Items from a figure collection:
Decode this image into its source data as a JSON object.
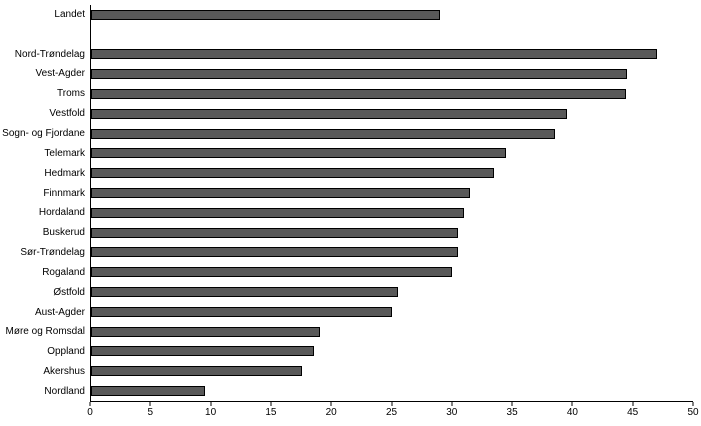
{
  "chart_data": {
    "type": "bar",
    "orientation": "horizontal",
    "title": "",
    "xlabel": "",
    "ylabel": "",
    "categories": [
      "Landet",
      "",
      "Nord-Trøndelag",
      "Vest-Agder",
      "Troms",
      "Vestfold",
      "Sogn- og Fjordane",
      "Telemark",
      "Hedmark",
      "Finnmark",
      "Hordaland",
      "Buskerud",
      "Sør-Trøndelag",
      "Rogaland",
      "Østfold",
      "Aust-Agder",
      "Møre og Romsdal",
      "Oppland",
      "Akershus",
      "Nordland"
    ],
    "values": [
      29,
      null,
      47,
      44.5,
      44.4,
      39.5,
      38.5,
      34.5,
      33.5,
      31.5,
      31,
      30.5,
      30.5,
      30,
      25.5,
      25,
      19,
      18.5,
      17.5,
      9.5
    ],
    "xlim": [
      0,
      50
    ],
    "xticks": [
      0,
      5,
      10,
      15,
      20,
      25,
      30,
      35,
      40,
      45,
      50
    ],
    "grid": "off",
    "legend": "none",
    "bar_color": "#595959",
    "bar_border_color": "#000000"
  }
}
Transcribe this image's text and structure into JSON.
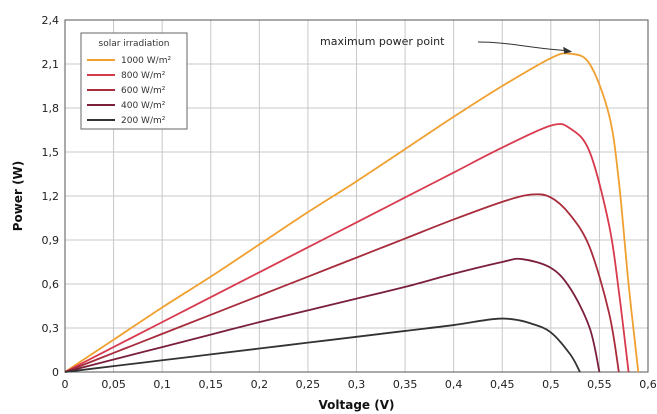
{
  "chart_data": {
    "type": "line",
    "xlabel": "Voltage (V)",
    "ylabel": "Power (W)",
    "xlim": [
      0,
      0.6
    ],
    "ylim": [
      0,
      2.4
    ],
    "x_ticks": [
      "0",
      "0,05",
      "0,1",
      "0,15",
      "0,2",
      "0,25",
      "0,3",
      "0,35",
      "0,4",
      "0,45",
      "0,5",
      "0,55",
      "0,6"
    ],
    "y_ticks": [
      "0",
      "0,3",
      "0,6",
      "0,9",
      "1,2",
      "1,5",
      "1,8",
      "2,1",
      "2,4"
    ],
    "grid": true,
    "legend": {
      "title": "solar irradiation",
      "placement": "top-left"
    },
    "annotation": {
      "text": "maximum power point",
      "x": 0.522,
      "y": 2.17
    },
    "series": [
      {
        "name": "1000 W/m²",
        "color": "#f0a030",
        "x": [
          0,
          0.05,
          0.1,
          0.15,
          0.2,
          0.25,
          0.3,
          0.35,
          0.4,
          0.45,
          0.5,
          0.52,
          0.54,
          0.56,
          0.57,
          0.58,
          0.59
        ],
        "y": [
          0,
          0.22,
          0.44,
          0.65,
          0.87,
          1.09,
          1.3,
          1.52,
          1.74,
          1.95,
          2.14,
          2.17,
          2.1,
          1.75,
          1.3,
          0.6,
          0
        ]
      },
      {
        "name": "800 W/m²",
        "color": "#d83a4e",
        "x": [
          0,
          0.05,
          0.1,
          0.15,
          0.2,
          0.25,
          0.3,
          0.35,
          0.4,
          0.45,
          0.5,
          0.52,
          0.54,
          0.56,
          0.57,
          0.58
        ],
        "y": [
          0,
          0.17,
          0.34,
          0.51,
          0.68,
          0.85,
          1.02,
          1.19,
          1.36,
          1.53,
          1.68,
          1.66,
          1.5,
          1.0,
          0.55,
          0
        ]
      },
      {
        "name": "600 W/m²",
        "color": "#a82c3c",
        "x": [
          0,
          0.05,
          0.1,
          0.15,
          0.2,
          0.25,
          0.3,
          0.35,
          0.4,
          0.45,
          0.48,
          0.5,
          0.52,
          0.54,
          0.56,
          0.57
        ],
        "y": [
          0,
          0.13,
          0.26,
          0.39,
          0.52,
          0.65,
          0.78,
          0.91,
          1.04,
          1.16,
          1.21,
          1.19,
          1.07,
          0.85,
          0.4,
          0
        ]
      },
      {
        "name": "400 W/m²",
        "color": "#7a1f3a",
        "x": [
          0,
          0.05,
          0.1,
          0.15,
          0.2,
          0.25,
          0.3,
          0.35,
          0.4,
          0.45,
          0.47,
          0.5,
          0.52,
          0.54,
          0.55
        ],
        "y": [
          0,
          0.085,
          0.17,
          0.255,
          0.34,
          0.42,
          0.5,
          0.58,
          0.67,
          0.75,
          0.77,
          0.71,
          0.57,
          0.3,
          0
        ]
      },
      {
        "name": "200 W/m²",
        "color": "#333333",
        "x": [
          0,
          0.05,
          0.1,
          0.15,
          0.2,
          0.25,
          0.3,
          0.35,
          0.4,
          0.44,
          0.46,
          0.48,
          0.5,
          0.52,
          0.53
        ],
        "y": [
          0,
          0.04,
          0.08,
          0.12,
          0.16,
          0.2,
          0.24,
          0.28,
          0.32,
          0.36,
          0.36,
          0.33,
          0.27,
          0.12,
          0
        ]
      }
    ]
  }
}
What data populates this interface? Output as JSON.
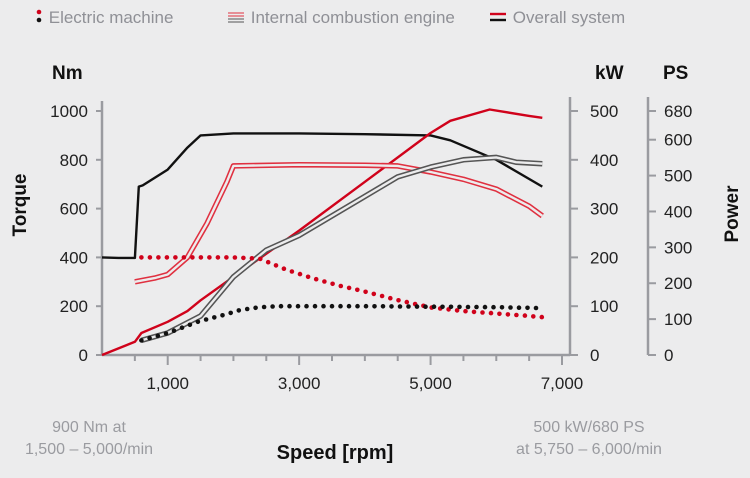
{
  "legend": [
    {
      "label": "Electric machine",
      "style": "dots",
      "colors": [
        "#000000",
        "#d0021b"
      ]
    },
    {
      "label": "Internal combustion engine",
      "style": "double-line",
      "colors": [
        "#e03040",
        "#555555"
      ]
    },
    {
      "label": "Overall system",
      "style": "solid",
      "colors": [
        "#d0021b",
        "#111111"
      ]
    }
  ],
  "notes": {
    "torque_peak": [
      "900 Nm at",
      "1,500 – 5,000/min"
    ],
    "power_peak": [
      "500 kW/680 PS",
      "at 5,750 – 6,000/min"
    ]
  },
  "chart_data": {
    "type": "line",
    "xlabel": "Speed [rpm]",
    "xlim": [
      0,
      7000
    ],
    "xticks": [
      1000,
      3000,
      5000,
      7000
    ],
    "xticklabels": [
      "1,000",
      "3,000",
      "5,000",
      "7,000"
    ],
    "y_left": {
      "label": "Torque",
      "unit": "Nm",
      "lim": [
        0,
        1000
      ],
      "ticks": [
        0,
        200,
        400,
        600,
        800,
        1000
      ]
    },
    "y_kw": {
      "unit": "kW",
      "lim": [
        0,
        500
      ],
      "ticks": [
        0,
        100,
        200,
        300,
        400,
        500
      ]
    },
    "y_ps": {
      "label": "Power",
      "unit": "PS",
      "ticks": [
        0,
        100,
        200,
        300,
        400,
        500,
        600,
        680
      ]
    },
    "series": [
      {
        "name": "Overall system torque",
        "axis": "torque",
        "style": "solid",
        "color": "#111111",
        "x": [
          0,
          250,
          500,
          560,
          620,
          1000,
          1300,
          1500,
          2000,
          3000,
          4000,
          5000,
          5300,
          6000,
          6700
        ],
        "y": [
          400,
          398,
          398,
          690,
          695,
          760,
          850,
          900,
          908,
          908,
          905,
          900,
          880,
          800,
          690
        ]
      },
      {
        "name": "Overall system power",
        "axis": "kW",
        "style": "solid",
        "color": "#d0021b",
        "x": [
          0,
          500,
          600,
          1000,
          1300,
          1500,
          2000,
          3000,
          4000,
          5000,
          5300,
          5900,
          6500,
          6700
        ],
        "y": [
          0,
          27,
          45,
          68,
          90,
          112,
          160,
          255,
          355,
          455,
          480,
          503,
          490,
          486
        ]
      },
      {
        "name": "Internal combustion engine torque",
        "axis": "torque",
        "style": "double-line",
        "color": "#e03040",
        "x": [
          500,
          800,
          1000,
          1300,
          1600,
          1900,
          2000,
          3000,
          4000,
          4500,
          5000,
          5500,
          6000,
          6500,
          6700
        ],
        "y": [
          300,
          315,
          330,
          400,
          540,
          710,
          775,
          780,
          778,
          775,
          750,
          720,
          680,
          610,
          570
        ]
      },
      {
        "name": "Internal combustion engine power",
        "axis": "kW",
        "style": "double-line",
        "color": "#555555",
        "x": [
          600,
          1000,
          1500,
          2000,
          2500,
          3000,
          4000,
          4500,
          5000,
          5500,
          6000,
          6300,
          6700
        ],
        "y": [
          30,
          45,
          80,
          160,
          215,
          245,
          325,
          365,
          385,
          400,
          405,
          395,
          392
        ]
      },
      {
        "name": "Electric machine torque",
        "axis": "torque",
        "style": "dots",
        "color": "#d0021b",
        "x": [
          600,
          1000,
          1500,
          2000,
          2400,
          2800,
          3200,
          3600,
          4000,
          4500,
          5000,
          5500,
          6000,
          6500,
          6700
        ],
        "y": [
          400,
          400,
          400,
          400,
          395,
          350,
          315,
          285,
          260,
          225,
          195,
          180,
          170,
          160,
          155
        ]
      },
      {
        "name": "Electric machine power",
        "axis": "kW",
        "style": "dots",
        "color": "#111111",
        "x": [
          600,
          1000,
          1500,
          1800,
          2100,
          2400,
          2700,
          3000,
          4000,
          5000,
          6000,
          6700
        ],
        "y": [
          30,
          45,
          70,
          80,
          92,
          98,
          100,
          100,
          100,
          99,
          98,
          96
        ]
      }
    ]
  }
}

_THE PROBLEM_
Go through the entries above and pull out each line with "into" in it.

_RESULT OF THE EXERCISE_
Decode this image into its source data as a JSON object.
Transcribe this image's text and structure into JSON.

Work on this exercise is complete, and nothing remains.